Tasks to complete:
(A) Copy the Viacom earnings report word for word, from "Media Networks revenues" up to and including "to $534 million.".
(B) Pick up the Viacom quarterly results report after its final sentence and keep writing it.

Text to read:
## start
Viacom Reports Quarterly Revenues Return to Growth


Viacom Inc. today reported financial results for the first quarter of fiscal 2017 ended December 31, 2016 and provided an update on strategic priorities.

Bob Bakish
Bob Bakish, President and Chief Executive Officer, said, "Today we share a strategy that will enable Viacom to realize the full potential of its premier global portfolio of entertainment brands. Building on our leading domestic and growing international footprint, this strategy will expand the depth and reach of our flagship brands across multiple platforms and around the world, while also providing for more competitive differentiation and increased adaptability for our business overall. There is much work to be done, but we are confident we have the plan and people to take our brands to greater heights and build a bright future for our company.”

“Viacom’s first quarter results reflect improvement in our core businesses, with increases in revenues and operating cash flow, continued strong international performance, including initial contributions from the acquisition of Telefe, and a return to positive growth in affiliate revenues. We are already benefiting from changes made early in the second quarter and seeing green shoots in our strongest businesses, as well as those that are poised for a turnaround. As we implement our strategy across the company, we believe we can drive significant value for shareholders.”

Revenues in the first fiscal quarter were $3.32 billion, an increase of 5%, or $170 million, compared to the previous year. This increase reflects improved theatrical revenues, a return to growth in domestic affiliate revenues, continued strength internationally and ancillary revenue growth. Operating income declined 16% to $706 million, and adjusted operating income declined 11% to $748 million. Reported operating income reflects restructuring costs related to executive severance incurred in the first fiscal quarter. Net earnings attributable to Viacom declined to $396 million, and adjusted net earnings attributable to Viacom declined to $413 million. Diluted earnings per share for the quarter declined to $1.00, and adjusted diluted earnings per share to $1.04.


MEDIA NETWORKS

Media Networks revenues increased 1% to $2.59 billion. Excluding the adverse 2% impact of foreign exchange, worldwide revenues increased 3%, including a 1-percentage point favorable impact from the acquisition of Telefe. Domestic revenues remained flat at $2.06 billion, while international revenues grew 5% to $534 million.
## end
Stored data:
## start
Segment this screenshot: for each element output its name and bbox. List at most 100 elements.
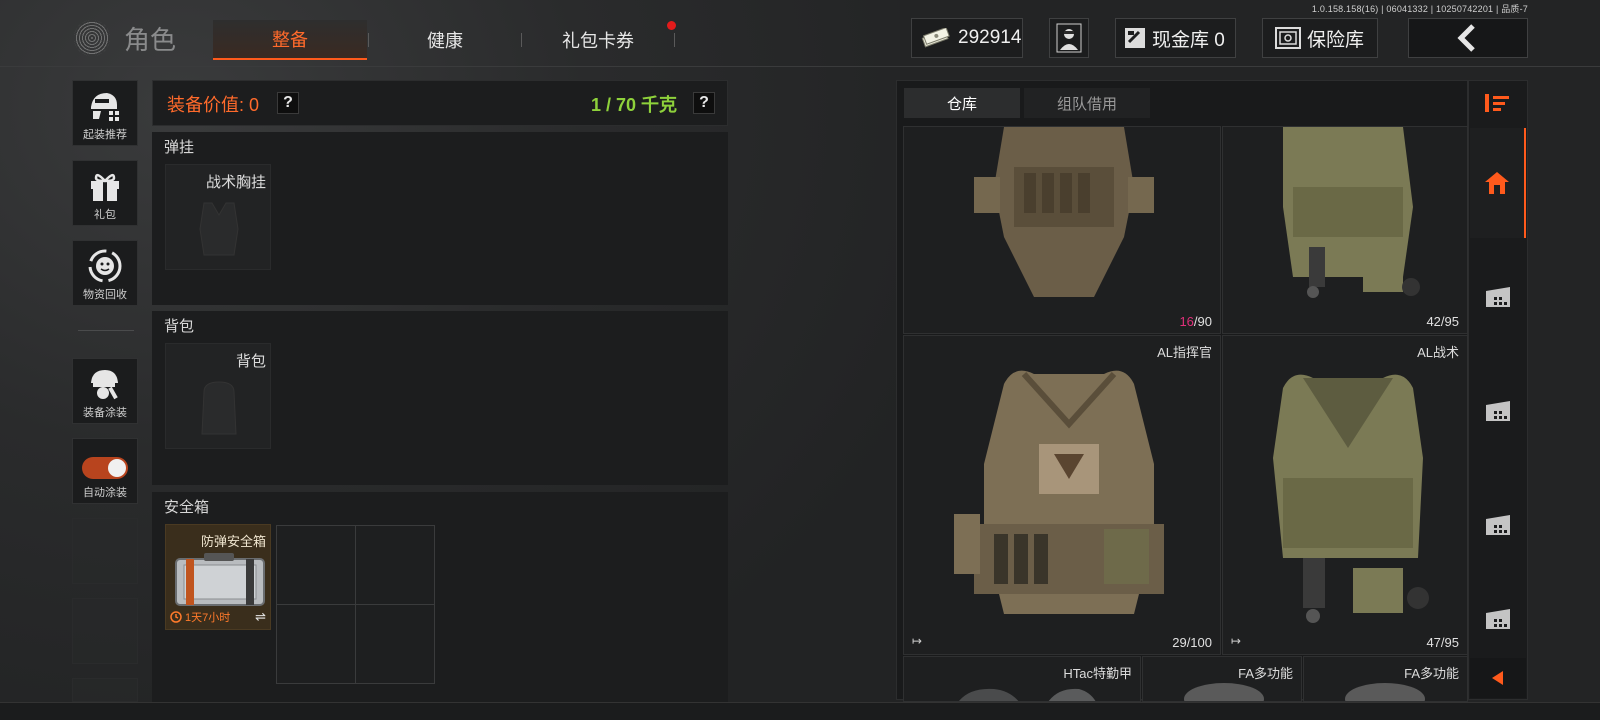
## end
The answers:
(A)
Media Networks revenues increased 1% to $2.59 billion. Excluding the adverse 2% impact of foreign exchange, worldwide revenues increased 3%, including a 1-percentage point favorable impact from the acquisition of Telefe. Domestic revenues remained flat at $2.06 billion, while international revenues grew 5% to $534 million.

(B)
Affiliate revenues improved 2% to $1.14 billion, with domestic and international affiliate revenues increasing 2% to $985 million and 3% to $159 million respectively. The increase in domestic revenues reflects rate increases and the impact of SVOD and other OTT agreements, partially offset by a modest decline in subscribers. The increase in international revenues reflects the impact of rate increases, subscriber growth and new channel launches, as well as SVOD and other OTT agreements. Excluding an unfavorable 9-percentage point foreign exchange impact, international affiliate revenues increased 12%.

Advertising revenues declined 2% to $1.29 billion, as a 1% increase in international advertising revenues was more than offset by a 3% decrease in domestic advertising revenues. The decline in domestic advertising revenues reflects softer ratings at certain networks, but were positively impacted by higher pricing. Excluding a 15-percentage point unfavorable impact of foreign exchange, international advertising revenues increased 16%, driven by the acquisition of Telefe and growth in Europe.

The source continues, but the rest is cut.